The second pattern I have named the “river” pattern. I use the term because its dramatic action resembles the flow of various tributaries into a single stream. Perhaps the best example of this type of structure can be found in Twelfth Night. Two streams of action are of almost equal breadth and depth; the third is merely a trickle until it joins the main flow. One main stream we may call the Orsino-Olivia-Viola action. The other is the Toby-Andrew-Malvolio action. The minor stream is the Antonio-Sebastian sequence. The principal determinant of such a structure is the length of time during which each action remains independent of the others. The first two actions remain completely independent through Acts I and II. A slight link is provided in Act III, scene i, when Malvolio courts Olivia. The full merging of the two actions takes place in Act III, scene iv. Meanwhile, the Antonio-Sebastian thread was introduced into the story in Act II, scene i, and in Act III, scene iii, and partly integrated with the main action in Act III, scene iv. In the fourth act the development of the two main threads remains suspended, Viola disappearing from the stage to enable the Sebastian element to be more fully integrated with the Olivia-Orsino-Viola triangle. Finally, in the fifth act, every element is brought together, including the Malvolio sequence, even though this necessitates the unprepared revelation that Viola’s womanly garments are in the hands of a captain who “upon some action/Is now in durance, at Malvolio’s suit” (V, i, 282-283).

Although this form is not as prevalent as either the episodic or the “mirror,” it can be found in a number of Globe plays, for example, The Merry Wives of Windsor, The Revenger’s Tragedy, and partly in All’s Well. Twelfth Night remains, however, its model.

Last of the three dominant forms and the most popular one is the “mirror” pattern. Usually it consists of two stories, almost equal in emphasis. Both are introduced independently and maintain a large degree of independence throughout the play, sometimes never fully coming into plot relation with each other. Their fundamental connection derives from a similarity of theme and story development. Through sharp comparison or contrast one story casts reflections upon the other as though one were the image in the mirror and one the reality. The distinctness of each story is sometimes obscured by the fact that the same individual may appear in both stories and yet maintain independence of action in each case, at least early in the play. For example, through the first two acts Gloucester functions independently in each of the two stories in Lear.

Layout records
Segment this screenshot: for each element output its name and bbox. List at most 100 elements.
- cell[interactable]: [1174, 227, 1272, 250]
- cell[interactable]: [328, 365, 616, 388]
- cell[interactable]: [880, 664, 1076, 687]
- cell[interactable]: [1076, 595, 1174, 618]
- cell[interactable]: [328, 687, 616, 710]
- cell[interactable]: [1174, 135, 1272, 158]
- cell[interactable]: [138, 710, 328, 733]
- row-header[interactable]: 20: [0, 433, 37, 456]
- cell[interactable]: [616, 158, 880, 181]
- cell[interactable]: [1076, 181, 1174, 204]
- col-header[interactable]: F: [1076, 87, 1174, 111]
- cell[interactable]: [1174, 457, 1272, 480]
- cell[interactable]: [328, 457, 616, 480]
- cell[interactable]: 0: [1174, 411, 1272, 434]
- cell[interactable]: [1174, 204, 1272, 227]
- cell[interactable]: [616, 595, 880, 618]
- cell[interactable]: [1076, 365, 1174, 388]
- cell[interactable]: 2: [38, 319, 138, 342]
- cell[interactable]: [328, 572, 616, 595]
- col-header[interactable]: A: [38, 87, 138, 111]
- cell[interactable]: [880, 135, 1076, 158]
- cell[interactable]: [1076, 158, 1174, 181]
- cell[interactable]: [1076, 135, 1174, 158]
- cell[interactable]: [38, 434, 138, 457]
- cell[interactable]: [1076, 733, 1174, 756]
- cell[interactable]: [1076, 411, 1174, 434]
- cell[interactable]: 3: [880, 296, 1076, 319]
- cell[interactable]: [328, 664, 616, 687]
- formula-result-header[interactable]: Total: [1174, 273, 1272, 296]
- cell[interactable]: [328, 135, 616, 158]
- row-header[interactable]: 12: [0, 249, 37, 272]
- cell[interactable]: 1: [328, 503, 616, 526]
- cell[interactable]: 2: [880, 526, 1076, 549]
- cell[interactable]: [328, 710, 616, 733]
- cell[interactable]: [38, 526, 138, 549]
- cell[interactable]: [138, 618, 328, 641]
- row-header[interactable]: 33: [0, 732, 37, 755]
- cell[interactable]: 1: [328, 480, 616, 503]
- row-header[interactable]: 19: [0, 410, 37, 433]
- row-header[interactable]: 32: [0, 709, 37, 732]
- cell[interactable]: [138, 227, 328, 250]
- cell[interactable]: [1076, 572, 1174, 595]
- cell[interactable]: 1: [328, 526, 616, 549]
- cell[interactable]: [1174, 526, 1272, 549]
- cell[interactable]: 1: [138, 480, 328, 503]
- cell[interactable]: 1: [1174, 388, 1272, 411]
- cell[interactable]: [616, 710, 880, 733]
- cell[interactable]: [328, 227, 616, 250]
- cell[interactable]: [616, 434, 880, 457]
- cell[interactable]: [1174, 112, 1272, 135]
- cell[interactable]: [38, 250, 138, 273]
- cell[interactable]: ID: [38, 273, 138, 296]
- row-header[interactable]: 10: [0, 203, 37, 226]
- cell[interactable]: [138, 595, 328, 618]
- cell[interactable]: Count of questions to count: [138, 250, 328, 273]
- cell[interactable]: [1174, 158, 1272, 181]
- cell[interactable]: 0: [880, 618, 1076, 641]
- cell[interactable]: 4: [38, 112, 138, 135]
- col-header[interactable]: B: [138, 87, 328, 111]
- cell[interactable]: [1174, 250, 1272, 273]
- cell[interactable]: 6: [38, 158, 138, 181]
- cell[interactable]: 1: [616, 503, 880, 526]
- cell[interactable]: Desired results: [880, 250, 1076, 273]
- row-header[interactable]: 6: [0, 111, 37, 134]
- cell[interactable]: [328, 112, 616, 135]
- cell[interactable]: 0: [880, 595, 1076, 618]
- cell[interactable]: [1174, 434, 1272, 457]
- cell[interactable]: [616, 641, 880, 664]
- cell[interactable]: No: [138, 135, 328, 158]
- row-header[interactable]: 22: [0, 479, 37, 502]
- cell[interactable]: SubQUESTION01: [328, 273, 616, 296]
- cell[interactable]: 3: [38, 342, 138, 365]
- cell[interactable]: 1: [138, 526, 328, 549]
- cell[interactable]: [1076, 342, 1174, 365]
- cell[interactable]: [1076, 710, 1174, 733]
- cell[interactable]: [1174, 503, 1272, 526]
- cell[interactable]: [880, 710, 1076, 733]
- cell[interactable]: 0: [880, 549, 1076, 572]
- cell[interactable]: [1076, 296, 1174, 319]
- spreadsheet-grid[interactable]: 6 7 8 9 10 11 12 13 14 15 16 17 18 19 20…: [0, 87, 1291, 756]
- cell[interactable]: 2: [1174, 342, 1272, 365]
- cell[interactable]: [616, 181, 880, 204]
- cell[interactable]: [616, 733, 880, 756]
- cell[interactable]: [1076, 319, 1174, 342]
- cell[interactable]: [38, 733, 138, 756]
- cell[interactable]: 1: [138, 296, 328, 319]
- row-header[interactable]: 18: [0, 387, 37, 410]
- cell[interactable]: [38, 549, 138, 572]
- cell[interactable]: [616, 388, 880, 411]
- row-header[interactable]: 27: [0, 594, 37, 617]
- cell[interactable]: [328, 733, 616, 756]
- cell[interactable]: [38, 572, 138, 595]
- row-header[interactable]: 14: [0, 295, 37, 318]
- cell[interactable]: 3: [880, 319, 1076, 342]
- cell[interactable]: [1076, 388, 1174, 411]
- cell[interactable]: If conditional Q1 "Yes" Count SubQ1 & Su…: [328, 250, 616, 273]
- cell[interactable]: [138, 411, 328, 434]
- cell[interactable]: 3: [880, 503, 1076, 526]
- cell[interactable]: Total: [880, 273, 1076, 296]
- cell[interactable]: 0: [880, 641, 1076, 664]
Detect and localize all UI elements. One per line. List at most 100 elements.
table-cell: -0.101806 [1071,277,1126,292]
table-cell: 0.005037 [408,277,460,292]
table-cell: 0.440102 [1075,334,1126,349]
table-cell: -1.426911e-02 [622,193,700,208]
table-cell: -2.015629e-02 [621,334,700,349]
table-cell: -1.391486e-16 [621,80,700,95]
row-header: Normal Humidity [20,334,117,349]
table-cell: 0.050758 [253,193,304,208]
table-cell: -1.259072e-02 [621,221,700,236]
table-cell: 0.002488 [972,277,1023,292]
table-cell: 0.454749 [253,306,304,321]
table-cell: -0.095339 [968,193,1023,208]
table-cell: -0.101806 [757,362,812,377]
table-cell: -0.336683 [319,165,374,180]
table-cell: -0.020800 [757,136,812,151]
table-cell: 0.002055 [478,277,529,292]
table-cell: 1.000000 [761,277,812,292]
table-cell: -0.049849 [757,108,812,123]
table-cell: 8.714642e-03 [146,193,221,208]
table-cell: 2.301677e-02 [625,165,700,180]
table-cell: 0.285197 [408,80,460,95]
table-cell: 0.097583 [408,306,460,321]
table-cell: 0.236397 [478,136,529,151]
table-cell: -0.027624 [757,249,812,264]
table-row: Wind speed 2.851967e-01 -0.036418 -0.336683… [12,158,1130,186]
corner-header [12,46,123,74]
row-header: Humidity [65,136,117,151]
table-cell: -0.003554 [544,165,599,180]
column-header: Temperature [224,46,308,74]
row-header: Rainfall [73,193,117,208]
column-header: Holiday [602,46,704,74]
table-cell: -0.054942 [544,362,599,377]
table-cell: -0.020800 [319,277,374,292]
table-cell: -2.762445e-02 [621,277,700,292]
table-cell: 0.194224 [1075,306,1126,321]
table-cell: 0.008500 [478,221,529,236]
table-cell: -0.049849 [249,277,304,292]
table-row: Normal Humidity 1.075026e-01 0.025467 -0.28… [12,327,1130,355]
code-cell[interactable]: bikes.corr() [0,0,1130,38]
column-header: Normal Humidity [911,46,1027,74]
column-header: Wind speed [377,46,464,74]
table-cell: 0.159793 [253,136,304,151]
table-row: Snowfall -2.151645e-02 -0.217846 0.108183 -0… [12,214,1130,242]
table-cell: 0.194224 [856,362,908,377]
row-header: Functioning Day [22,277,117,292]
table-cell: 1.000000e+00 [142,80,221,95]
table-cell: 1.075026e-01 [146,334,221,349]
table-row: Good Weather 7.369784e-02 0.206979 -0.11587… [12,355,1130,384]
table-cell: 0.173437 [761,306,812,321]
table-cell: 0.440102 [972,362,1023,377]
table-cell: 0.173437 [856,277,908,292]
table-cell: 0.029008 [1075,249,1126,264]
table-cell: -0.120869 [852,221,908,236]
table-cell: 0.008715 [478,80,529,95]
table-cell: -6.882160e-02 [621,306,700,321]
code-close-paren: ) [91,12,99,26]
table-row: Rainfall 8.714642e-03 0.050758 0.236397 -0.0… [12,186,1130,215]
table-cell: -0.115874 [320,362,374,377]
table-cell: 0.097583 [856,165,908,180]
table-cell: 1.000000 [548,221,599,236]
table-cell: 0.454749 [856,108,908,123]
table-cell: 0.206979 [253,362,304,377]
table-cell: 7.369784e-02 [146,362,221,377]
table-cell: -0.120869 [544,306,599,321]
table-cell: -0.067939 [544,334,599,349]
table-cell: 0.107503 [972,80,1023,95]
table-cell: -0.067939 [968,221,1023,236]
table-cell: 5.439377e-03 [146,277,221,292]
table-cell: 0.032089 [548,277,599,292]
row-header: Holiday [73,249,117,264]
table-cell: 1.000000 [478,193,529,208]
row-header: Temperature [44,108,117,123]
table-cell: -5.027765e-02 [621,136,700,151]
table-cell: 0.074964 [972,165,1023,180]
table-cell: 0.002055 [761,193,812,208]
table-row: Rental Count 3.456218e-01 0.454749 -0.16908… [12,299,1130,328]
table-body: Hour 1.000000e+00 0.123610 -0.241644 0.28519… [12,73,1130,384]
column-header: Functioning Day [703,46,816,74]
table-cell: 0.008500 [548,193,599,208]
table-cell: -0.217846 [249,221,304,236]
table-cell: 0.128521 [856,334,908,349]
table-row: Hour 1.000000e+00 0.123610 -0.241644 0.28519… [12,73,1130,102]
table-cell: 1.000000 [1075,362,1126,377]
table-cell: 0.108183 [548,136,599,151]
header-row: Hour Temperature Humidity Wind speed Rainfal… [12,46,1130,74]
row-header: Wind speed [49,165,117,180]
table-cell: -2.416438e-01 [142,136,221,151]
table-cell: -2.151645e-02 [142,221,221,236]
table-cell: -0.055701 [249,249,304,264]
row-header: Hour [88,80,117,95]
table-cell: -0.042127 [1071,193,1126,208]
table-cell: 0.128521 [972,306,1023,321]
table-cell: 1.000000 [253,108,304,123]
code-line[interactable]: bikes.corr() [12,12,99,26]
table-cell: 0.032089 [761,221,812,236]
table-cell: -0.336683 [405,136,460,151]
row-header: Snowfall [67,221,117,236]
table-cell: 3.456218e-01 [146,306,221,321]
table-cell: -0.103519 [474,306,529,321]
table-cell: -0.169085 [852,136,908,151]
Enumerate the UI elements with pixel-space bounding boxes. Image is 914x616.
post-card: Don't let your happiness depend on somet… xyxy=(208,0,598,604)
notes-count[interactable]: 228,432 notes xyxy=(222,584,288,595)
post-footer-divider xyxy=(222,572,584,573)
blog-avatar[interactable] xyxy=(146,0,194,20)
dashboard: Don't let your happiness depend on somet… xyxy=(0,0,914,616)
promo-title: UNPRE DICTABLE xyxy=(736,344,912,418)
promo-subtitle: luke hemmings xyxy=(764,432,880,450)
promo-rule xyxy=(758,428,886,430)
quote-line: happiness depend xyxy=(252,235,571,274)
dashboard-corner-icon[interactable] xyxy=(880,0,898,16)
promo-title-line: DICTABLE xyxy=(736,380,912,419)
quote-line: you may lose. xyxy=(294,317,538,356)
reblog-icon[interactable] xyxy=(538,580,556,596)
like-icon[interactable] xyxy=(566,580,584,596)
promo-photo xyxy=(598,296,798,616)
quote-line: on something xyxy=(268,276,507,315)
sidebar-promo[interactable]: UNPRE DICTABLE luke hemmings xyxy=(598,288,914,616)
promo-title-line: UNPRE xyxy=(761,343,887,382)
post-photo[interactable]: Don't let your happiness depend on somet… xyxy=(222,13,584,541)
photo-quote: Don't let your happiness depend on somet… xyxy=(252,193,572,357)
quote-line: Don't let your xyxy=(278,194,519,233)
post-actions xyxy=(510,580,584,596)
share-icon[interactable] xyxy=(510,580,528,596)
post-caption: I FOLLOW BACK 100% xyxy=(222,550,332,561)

__Work to complete__
a: Repeat word for word the part of the passage on dramatic structure in plays that starts with "Although this form" and goes on through "however, its model.".
b: Carry on the passage on dramatic structure in plays from the point where it stops.

__Answers for the exercise__
a:
Although this form is not as prevalent as either the episodic or the “mirror,” it can be found in a number of Globe plays, for example, The Merry Wives of Windsor, The Revenger’s Tragedy, and partly in All’s Well. Twelfth Night remains, however, its model.

b:
Fair Maid of Bristow, among the works of the Globe repertory, is an excellent example of this pattern. In fact, here we have striking evidence of the structural care with which a minor play could be organized, despite Bradbrook’s assertion that structure is possible only through “literary means.” This play follows the mirror pattern almost slavishly. In the first scene Challener shows his beloved Anabell to Vallenger who falls in love with her. The two men come to blows over the girl. Challener wounds Vallenger and then flees while Vallenger is taken into Anabell’s house by her father. In the second scene Harbart tries to persuade Sentloe not to remain with the courtesan, Florence. But Sentloe, blind to her fickleness and confident of her devotion, rejects Harbart. Harbart vows to follow Sentloe in disguise. In the third scene Vallenger gains the promise of Anabell’s hand. In the fourth scene Challener, learning of the impending marriage, returns to Bristow in the disguise of an Italian doctor. In the fifth scene Sentloe engages Blunt alias Harbart as a servingman, and Sentloe and Florence are invited to Anabell’s wedding. At this point in the play we can identify two parallel centers of action. Each contains a “loving” couple, and a friend in disguise. In one Challener hates Vallenger and loves Anabell; in the other Harbart hates Florence and loves Sentloe.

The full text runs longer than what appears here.